■ **Exercise description**:
Transcribe the records that follow in their entirety, omitting any pictures.

[Source records]

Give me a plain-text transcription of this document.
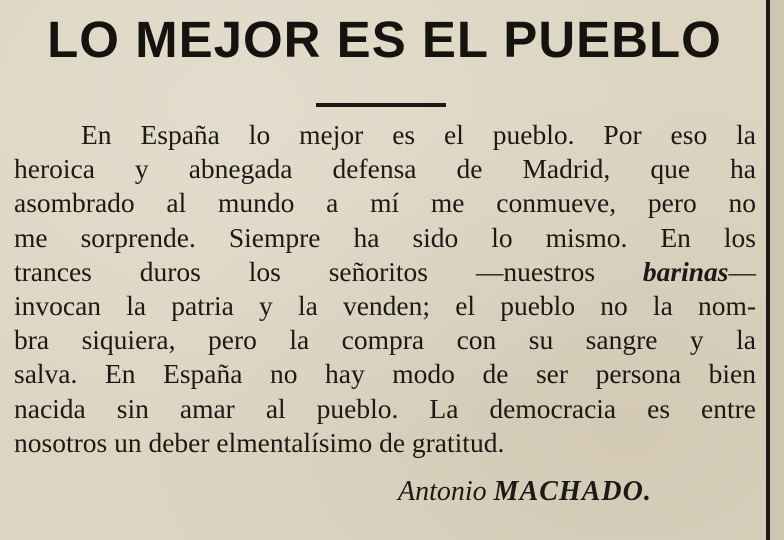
LO MEJOR ES EL PUEBLO
En España lo mejor es el pueblo. Por eso la
heroica y abnegada defensa de Madrid, que ha
asombrado al mundo a mí me conmueve, pero no
me sorprende. Siempre ha sido lo mismo. En los
trances duros los señoritos —nuestros barinas—
invocan la patria y la venden; el pueblo no la nom-
bra siquiera, pero la compra con su sangre y la
salva. En España no hay modo de ser persona bien
nacida sin amar al pueblo. La democracia es entre
nosotros un deber elmentalísimo de gratitud.
Antonio MACHADO.
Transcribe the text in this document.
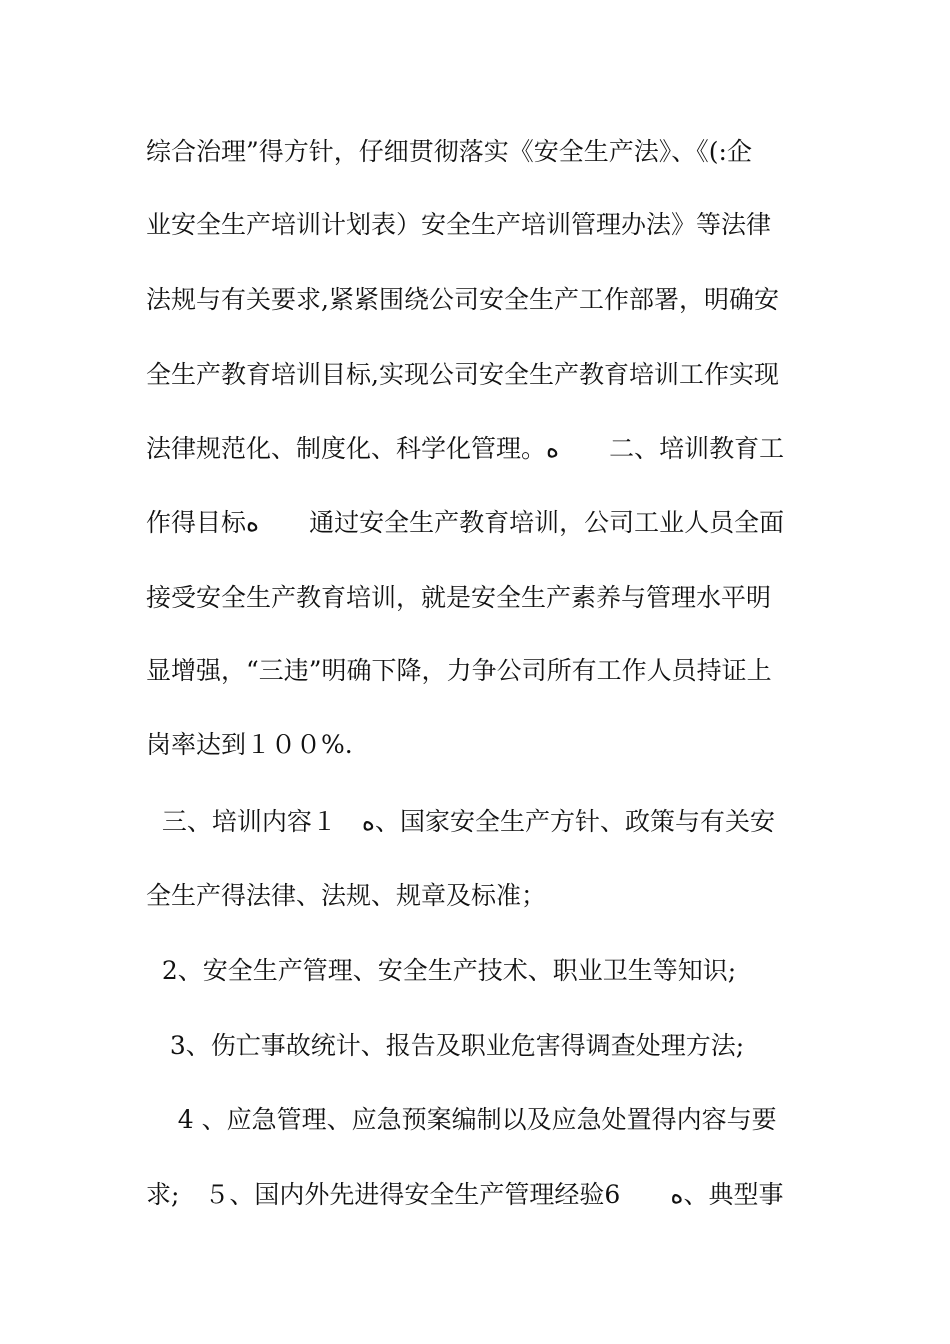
综合治理”得方针，仔细贯彻落实《安全生产法》、《(:企
业安全生产培训计划表）安全生产培训管理办法》等法律
法规与有关要求,紧紧围绕公司安全生产工作部署，明确安
全生产教育培训目标,实现公司安全生产教育培训工作实现
法律规范化、制度化、科学化管理。ﻩ　　二、培训教育工
作得目标ﻩ　　通过安全生产教育培训，公司工业人员全面
接受安全生产教育培训，就是安全生产素养与管理水平明
显增强，“三违”明确下降，力争公司所有工作人员持证上
岗率达到１００%.
三、培训内容１　ﻩ、国家安全生产方针、政策与有关安
全生产得法律、法规、规章及标准；
2、安全生产管理、安全生产技术、职业卫生等知识;
3、伤亡事故统计、报告及职业危害得调查处理方法;
4 、应急管理、应急预案编制以及应急处置得内容与要
求;　５、国内外先进得安全生产管理经验6　　ﻩ、典型事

■ **Reply to the exercise**:
Give me a plain-text transcription of this document.
LO MEJOR ES EL PUEBLO
En España lo mejor es el pueblo. Por eso la
heroica y abnegada defensa de Madrid, que ha
asombrado al mundo a mí me conmueve, pero no
me sorprende. Siempre ha sido lo mismo. En los
trances duros los señoritos —nuestros barinas—
invocan la patria y la venden; el pueblo no la nom-
bra siquiera, pero la compra con su sangre y la
salva. En España no hay modo de ser persona bien
nacida sin amar al pueblo. La democracia es entre
nosotros un deber elmentalísimo de gratitud.
Antonio MACHADO.
Transcribe the text in this document.
综合治理”得方针，仔细贯彻落实《安全生产法》、《(:企
业安全生产培训计划表）安全生产培训管理办法》等法律
法规与有关要求,紧紧围绕公司安全生产工作部署，明确安
全生产教育培训目标,实现公司安全生产教育培训工作实现
法律规范化、制度化、科学化管理。ﻩ　　二、培训教育工
作得目标ﻩ　　通过安全生产教育培训，公司工业人员全面
接受安全生产教育培训，就是安全生产素养与管理水平明
显增强，“三违”明确下降，力争公司所有工作人员持证上
岗率达到１００%.
三、培训内容１　ﻩ、国家安全生产方针、政策与有关安
全生产得法律、法规、规章及标准；
2、安全生产管理、安全生产技术、职业卫生等知识;
3、伤亡事故统计、报告及职业危害得调查处理方法;
4 、应急管理、应急预案编制以及应急处置得内容与要
求;　５、国内外先进得安全生产管理经验6　　ﻩ、典型事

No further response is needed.